§ **The task**
In the court opinion below, how much crack cocaine was found in the plastic bag that Avant dropped?

--- BEGIN Reading text ---

907 F2d 623 United States v. Avant
907 F.2d 623
UNITED STATES of America, Plaintiff-Appellee,
Ronald AVANT, Defendant-Appellant.
United States Court of Appeals,
Submitted May 10, 1990.
Decided July 11, 1990.
W. Hickman Ewing, Jr., U.S. Atty., Timothy R. DiScenza, John Fowlkes, Asst. U.S. Attys., Office of the U.S. Atty., Memphis, Tenn., for plaintiff-appellee.
April R. Ferguson, Asst. F.P. Defender, Memphis, Tenn., for defendant-appellant.
Before MARTIN and GUY, Circuit Judges; and GILMORE, District Judge.*
BOYCE F. MARTIN, JR., Circuit Judge.
Ronald Avant appeals his sentence of ten years imprisonment and four years of supervised release following his conviction for possession of cocaine base, commonly known as crack cocaine, with intent to distribute in violation of 21 U.S.C. Sec. 841(a)(1). Avant argues that the distinction between "cocaine base" and "cocaine" in the statute is unconstitutionally vague and violates the constitutional prohibition of disproportionate sentencing. We reject these arguments and affirm the district court.
On the afternoon of January 24, 1989, two Memphis police officers were on a routine patrol when they saw Avant in front of a residence at 379 South Lauderdale in Memphis. Avant was leaning in the window of a 1978 Ford Mustang. There was another person in the car. Based on experience, the officers believed that Avant was involved in a drug transaction. They noted the license number of the car, and one officer walked up to Avant, who was holding a plastic bag. As the officer approached, Avant dropped the plastic bag and began to walk away. The officer stopped Avant and retrieved the plastic bag. The bag contained a substance that later proved to be 7.3 grams of crack cocaine, and the officers arrested Avant. The person inside the car, Ricky Coates, also dropped a plastic bag and tried to leave. The officers arrested Coates as well and recovered the second plastic bag, which turned out to contain 21 grams of simple cocaine.
Avant was indicted and entered a guilty plea on July 17, 1989. After a hearing on August 31, 1989, the district court found that the sentencing range was ten to fifteen years in prison. Avant received ten years with four years of supervised release.

--- END Reading text ---
--- BEGIN Supplied material ---

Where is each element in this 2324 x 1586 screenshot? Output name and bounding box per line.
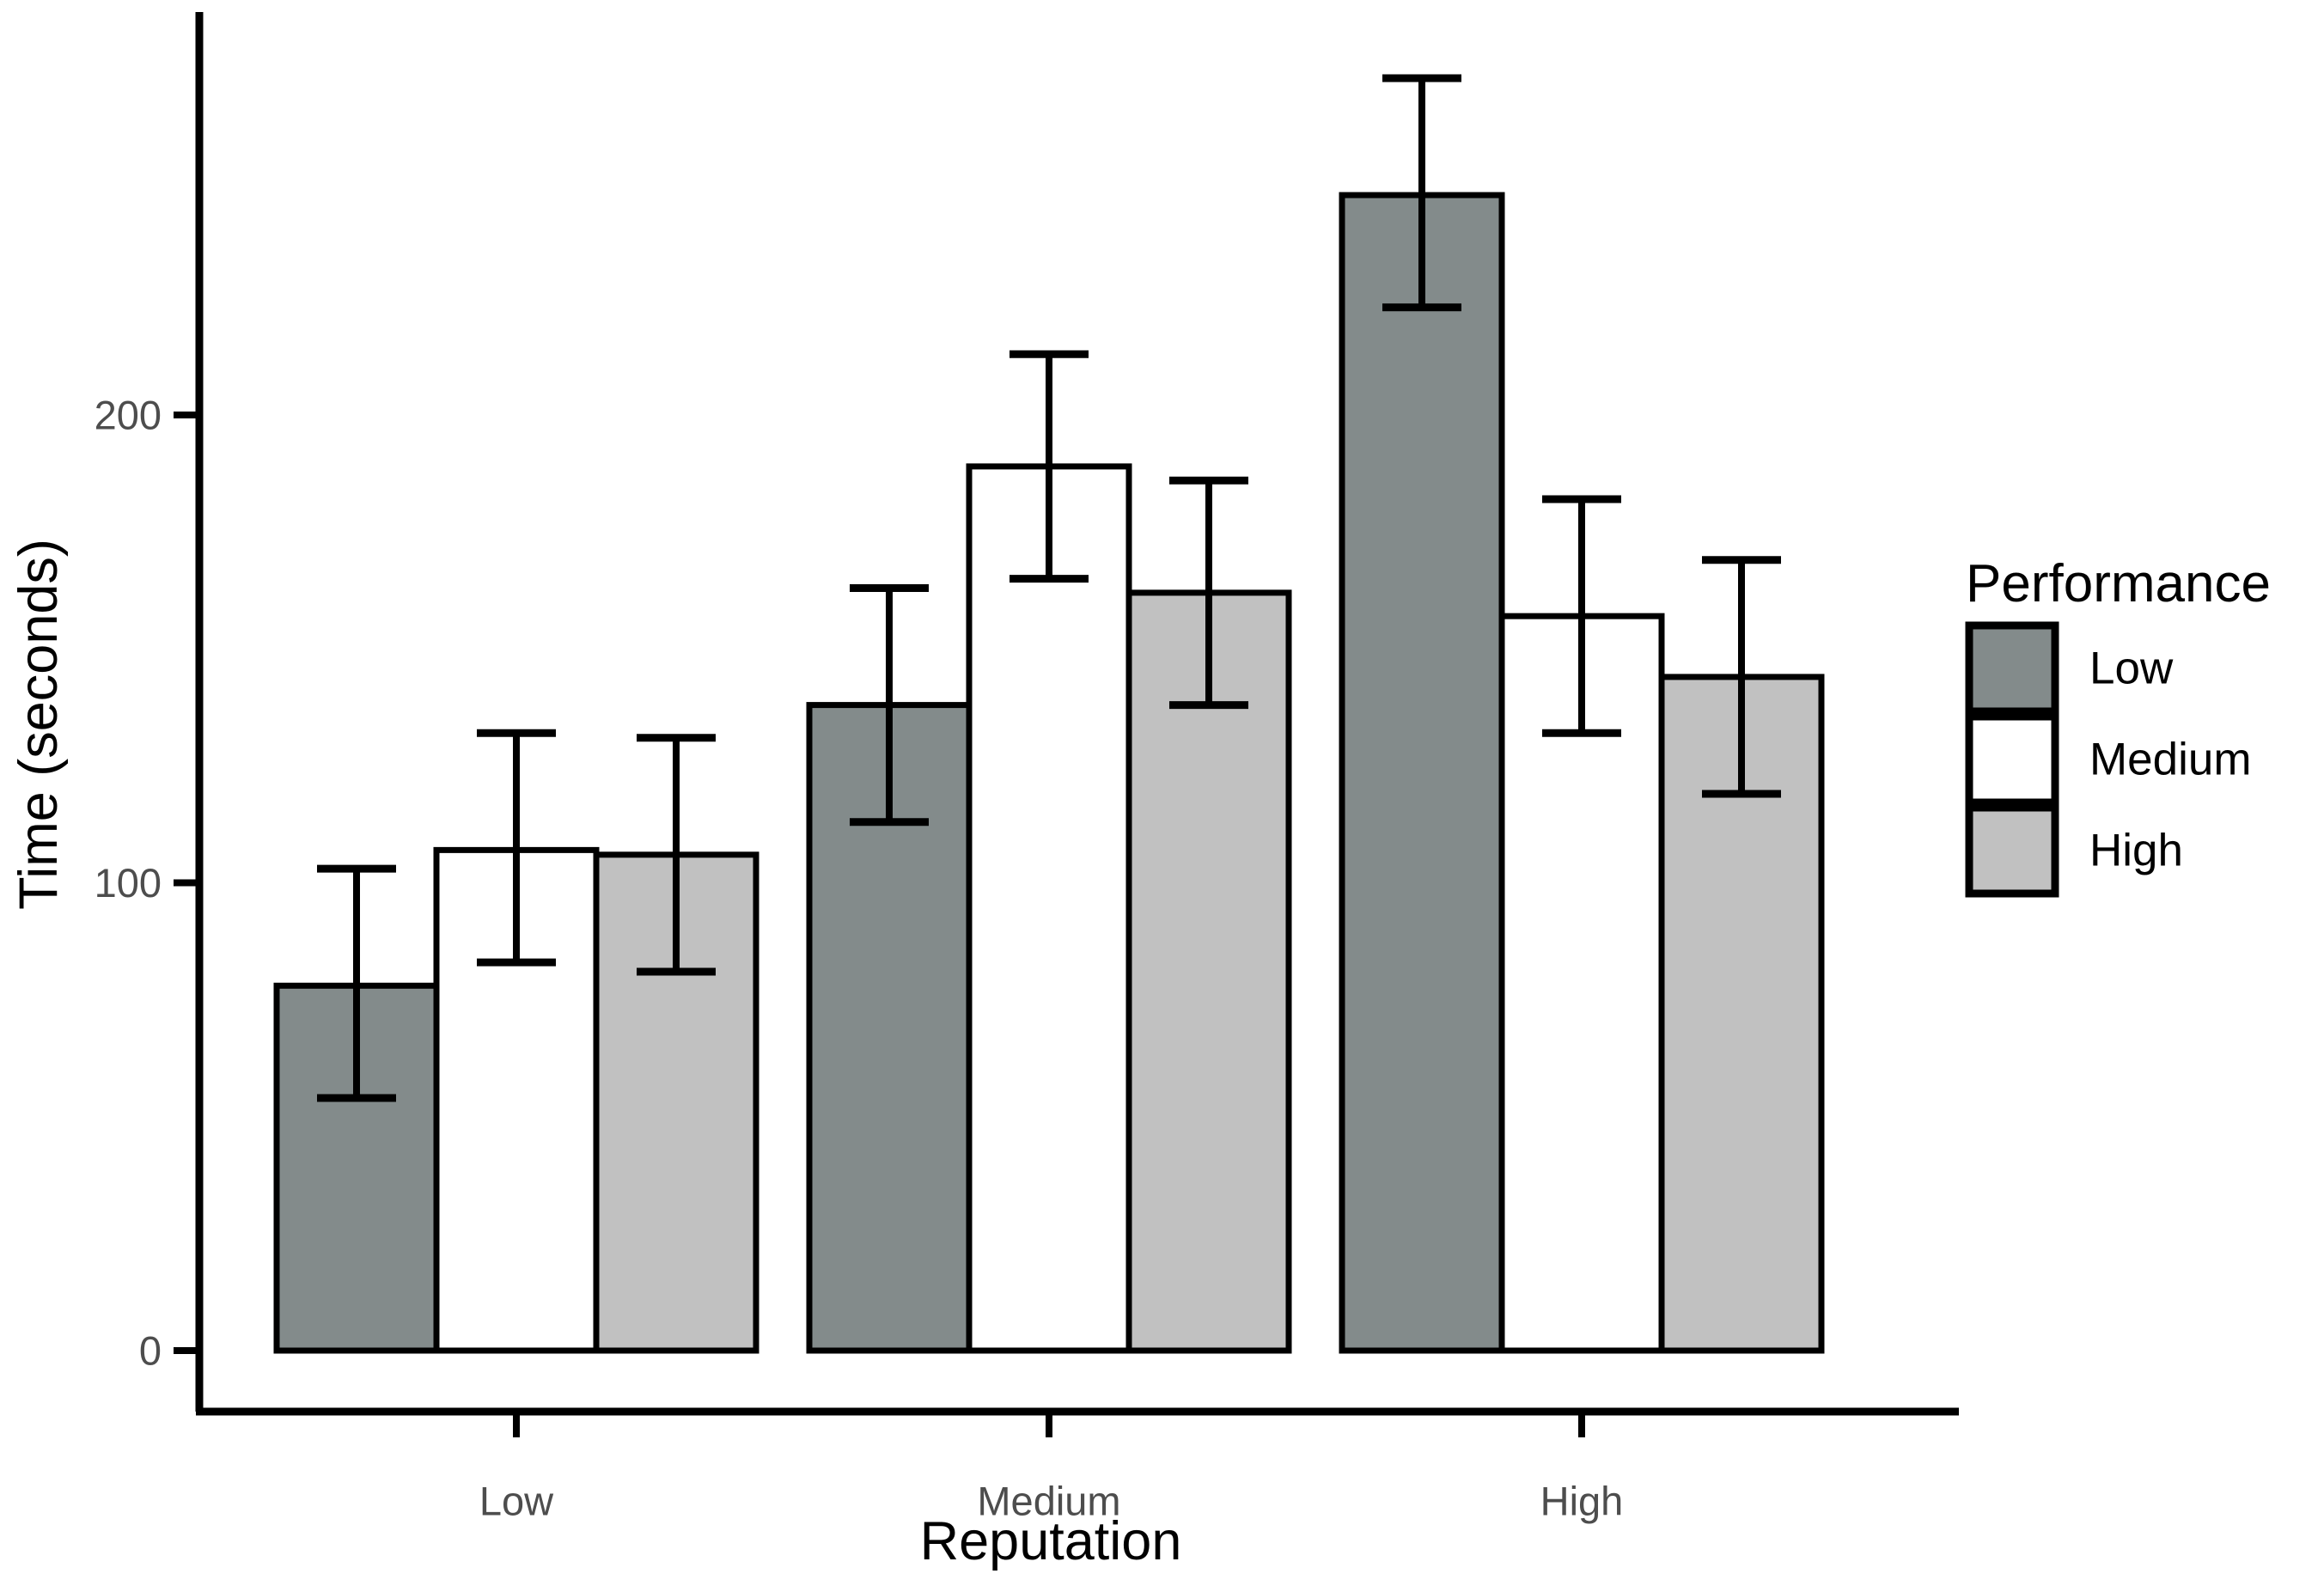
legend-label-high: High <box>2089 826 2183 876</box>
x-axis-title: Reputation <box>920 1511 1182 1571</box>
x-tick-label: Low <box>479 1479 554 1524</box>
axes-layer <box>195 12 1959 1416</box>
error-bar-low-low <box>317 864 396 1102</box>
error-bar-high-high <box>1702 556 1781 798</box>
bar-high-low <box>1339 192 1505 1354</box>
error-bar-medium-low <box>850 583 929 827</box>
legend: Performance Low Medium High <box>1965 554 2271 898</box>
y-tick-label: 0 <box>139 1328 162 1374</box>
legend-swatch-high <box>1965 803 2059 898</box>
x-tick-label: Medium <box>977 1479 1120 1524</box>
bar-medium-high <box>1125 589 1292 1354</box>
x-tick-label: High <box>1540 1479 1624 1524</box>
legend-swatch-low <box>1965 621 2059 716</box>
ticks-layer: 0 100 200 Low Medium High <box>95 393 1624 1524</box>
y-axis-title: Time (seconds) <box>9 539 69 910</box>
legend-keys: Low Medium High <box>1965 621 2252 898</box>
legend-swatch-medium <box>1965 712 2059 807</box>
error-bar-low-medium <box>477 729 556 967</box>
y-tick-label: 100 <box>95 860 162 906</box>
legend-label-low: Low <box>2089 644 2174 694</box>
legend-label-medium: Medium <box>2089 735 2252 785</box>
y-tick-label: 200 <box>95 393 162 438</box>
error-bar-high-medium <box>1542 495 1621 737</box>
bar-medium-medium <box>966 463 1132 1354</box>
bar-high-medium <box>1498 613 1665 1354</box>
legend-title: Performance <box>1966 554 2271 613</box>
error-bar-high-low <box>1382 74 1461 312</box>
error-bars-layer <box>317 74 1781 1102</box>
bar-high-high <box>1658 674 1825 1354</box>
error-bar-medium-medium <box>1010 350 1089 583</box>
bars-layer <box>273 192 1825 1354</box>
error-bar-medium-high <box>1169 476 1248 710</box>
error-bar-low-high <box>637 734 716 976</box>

--- END Supplied material ---
--- BEGIN Supplied material ---

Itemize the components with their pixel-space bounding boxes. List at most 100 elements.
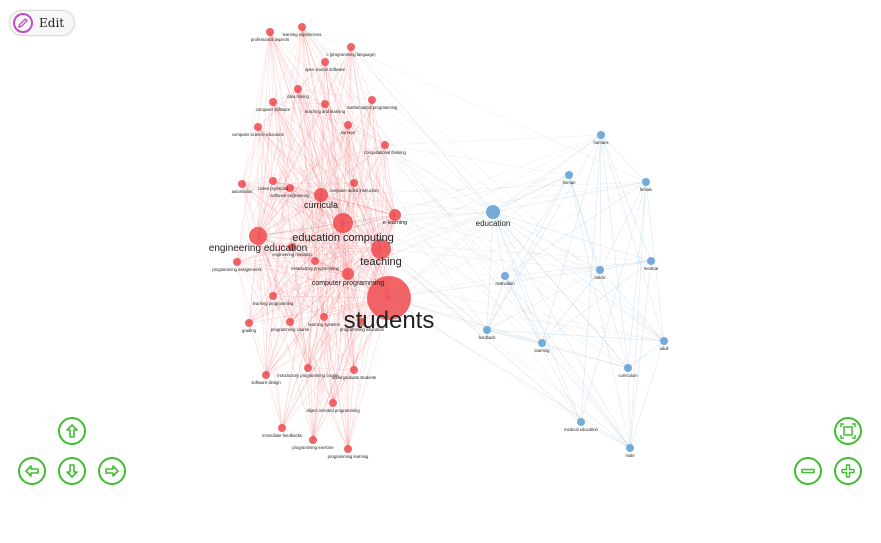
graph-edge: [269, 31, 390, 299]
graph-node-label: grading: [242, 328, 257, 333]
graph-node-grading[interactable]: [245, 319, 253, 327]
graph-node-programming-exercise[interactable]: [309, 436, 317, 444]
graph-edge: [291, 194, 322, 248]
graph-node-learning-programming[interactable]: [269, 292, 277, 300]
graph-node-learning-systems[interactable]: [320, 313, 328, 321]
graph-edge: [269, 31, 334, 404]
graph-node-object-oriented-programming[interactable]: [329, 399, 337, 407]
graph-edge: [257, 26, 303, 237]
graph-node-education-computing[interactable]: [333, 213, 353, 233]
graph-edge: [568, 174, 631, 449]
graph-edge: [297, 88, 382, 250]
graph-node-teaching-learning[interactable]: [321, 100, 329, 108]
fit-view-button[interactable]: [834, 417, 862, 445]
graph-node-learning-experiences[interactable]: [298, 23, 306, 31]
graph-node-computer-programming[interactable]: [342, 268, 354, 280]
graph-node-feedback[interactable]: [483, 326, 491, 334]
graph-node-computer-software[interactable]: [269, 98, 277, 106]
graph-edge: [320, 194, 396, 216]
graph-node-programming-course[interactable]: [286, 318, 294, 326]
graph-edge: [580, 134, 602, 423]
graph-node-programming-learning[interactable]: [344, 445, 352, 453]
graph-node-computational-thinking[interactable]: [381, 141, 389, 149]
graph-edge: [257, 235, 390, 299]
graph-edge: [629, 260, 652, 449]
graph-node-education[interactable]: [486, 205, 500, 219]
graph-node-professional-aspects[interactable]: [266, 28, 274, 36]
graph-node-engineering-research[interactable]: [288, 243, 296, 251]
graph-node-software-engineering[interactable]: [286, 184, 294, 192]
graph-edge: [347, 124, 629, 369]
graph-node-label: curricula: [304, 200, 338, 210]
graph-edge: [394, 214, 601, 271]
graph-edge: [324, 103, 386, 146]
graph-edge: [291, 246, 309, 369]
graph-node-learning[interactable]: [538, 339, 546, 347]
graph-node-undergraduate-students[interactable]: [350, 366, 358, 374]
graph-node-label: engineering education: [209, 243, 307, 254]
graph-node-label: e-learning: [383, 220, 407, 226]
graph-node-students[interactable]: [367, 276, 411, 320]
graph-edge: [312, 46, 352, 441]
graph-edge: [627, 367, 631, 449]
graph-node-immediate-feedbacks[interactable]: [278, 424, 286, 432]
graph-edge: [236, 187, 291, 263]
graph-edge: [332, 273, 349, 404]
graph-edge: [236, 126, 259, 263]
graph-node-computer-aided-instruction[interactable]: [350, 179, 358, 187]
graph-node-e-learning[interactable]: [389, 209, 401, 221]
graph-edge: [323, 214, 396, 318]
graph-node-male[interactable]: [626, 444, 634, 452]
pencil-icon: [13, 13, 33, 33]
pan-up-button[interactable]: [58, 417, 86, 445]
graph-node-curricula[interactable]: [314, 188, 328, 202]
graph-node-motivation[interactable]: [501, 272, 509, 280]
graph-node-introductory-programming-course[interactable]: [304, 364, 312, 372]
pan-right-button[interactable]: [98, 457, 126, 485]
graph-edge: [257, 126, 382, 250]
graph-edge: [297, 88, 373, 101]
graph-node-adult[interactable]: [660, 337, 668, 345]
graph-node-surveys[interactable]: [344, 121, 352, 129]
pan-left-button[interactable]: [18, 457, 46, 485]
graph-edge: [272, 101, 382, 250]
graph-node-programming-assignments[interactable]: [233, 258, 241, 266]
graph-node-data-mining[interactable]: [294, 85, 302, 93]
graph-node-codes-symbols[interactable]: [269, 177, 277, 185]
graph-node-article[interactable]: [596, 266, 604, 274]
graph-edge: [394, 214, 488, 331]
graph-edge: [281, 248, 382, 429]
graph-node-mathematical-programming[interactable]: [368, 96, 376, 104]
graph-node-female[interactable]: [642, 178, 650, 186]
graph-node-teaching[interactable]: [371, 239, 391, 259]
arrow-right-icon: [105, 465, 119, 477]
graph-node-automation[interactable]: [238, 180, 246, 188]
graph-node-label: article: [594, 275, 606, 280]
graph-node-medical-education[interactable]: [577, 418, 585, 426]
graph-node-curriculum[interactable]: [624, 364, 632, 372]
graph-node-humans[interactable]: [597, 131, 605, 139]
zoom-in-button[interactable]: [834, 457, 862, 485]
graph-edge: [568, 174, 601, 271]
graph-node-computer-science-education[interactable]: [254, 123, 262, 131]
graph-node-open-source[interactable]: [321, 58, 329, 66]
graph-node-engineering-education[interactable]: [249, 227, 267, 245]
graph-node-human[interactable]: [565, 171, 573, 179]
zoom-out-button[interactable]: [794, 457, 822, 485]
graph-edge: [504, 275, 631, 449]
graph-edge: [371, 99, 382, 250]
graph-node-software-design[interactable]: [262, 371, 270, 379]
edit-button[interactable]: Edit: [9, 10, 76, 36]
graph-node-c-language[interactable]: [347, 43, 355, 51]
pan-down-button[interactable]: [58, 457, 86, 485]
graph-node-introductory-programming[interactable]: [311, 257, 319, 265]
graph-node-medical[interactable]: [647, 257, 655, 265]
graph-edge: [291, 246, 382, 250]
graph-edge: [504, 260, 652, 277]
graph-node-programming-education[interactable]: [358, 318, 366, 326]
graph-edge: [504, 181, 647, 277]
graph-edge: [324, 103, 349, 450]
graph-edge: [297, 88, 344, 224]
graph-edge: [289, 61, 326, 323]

--- END Supplied material ---
--- BEGIN Supplied material ---

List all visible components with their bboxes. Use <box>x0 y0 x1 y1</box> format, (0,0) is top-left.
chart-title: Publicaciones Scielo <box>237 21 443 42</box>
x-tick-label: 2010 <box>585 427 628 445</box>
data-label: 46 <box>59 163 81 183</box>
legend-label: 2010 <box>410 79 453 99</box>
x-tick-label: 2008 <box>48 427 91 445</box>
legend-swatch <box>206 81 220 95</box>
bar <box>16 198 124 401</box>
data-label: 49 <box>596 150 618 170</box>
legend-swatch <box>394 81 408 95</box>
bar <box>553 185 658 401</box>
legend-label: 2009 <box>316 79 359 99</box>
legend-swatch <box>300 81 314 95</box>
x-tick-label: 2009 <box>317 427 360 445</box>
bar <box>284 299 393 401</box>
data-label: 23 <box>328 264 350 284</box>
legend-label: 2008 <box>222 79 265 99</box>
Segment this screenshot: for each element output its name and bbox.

--- END Supplied material ---

§ **Answer to this problem**
7.3 grams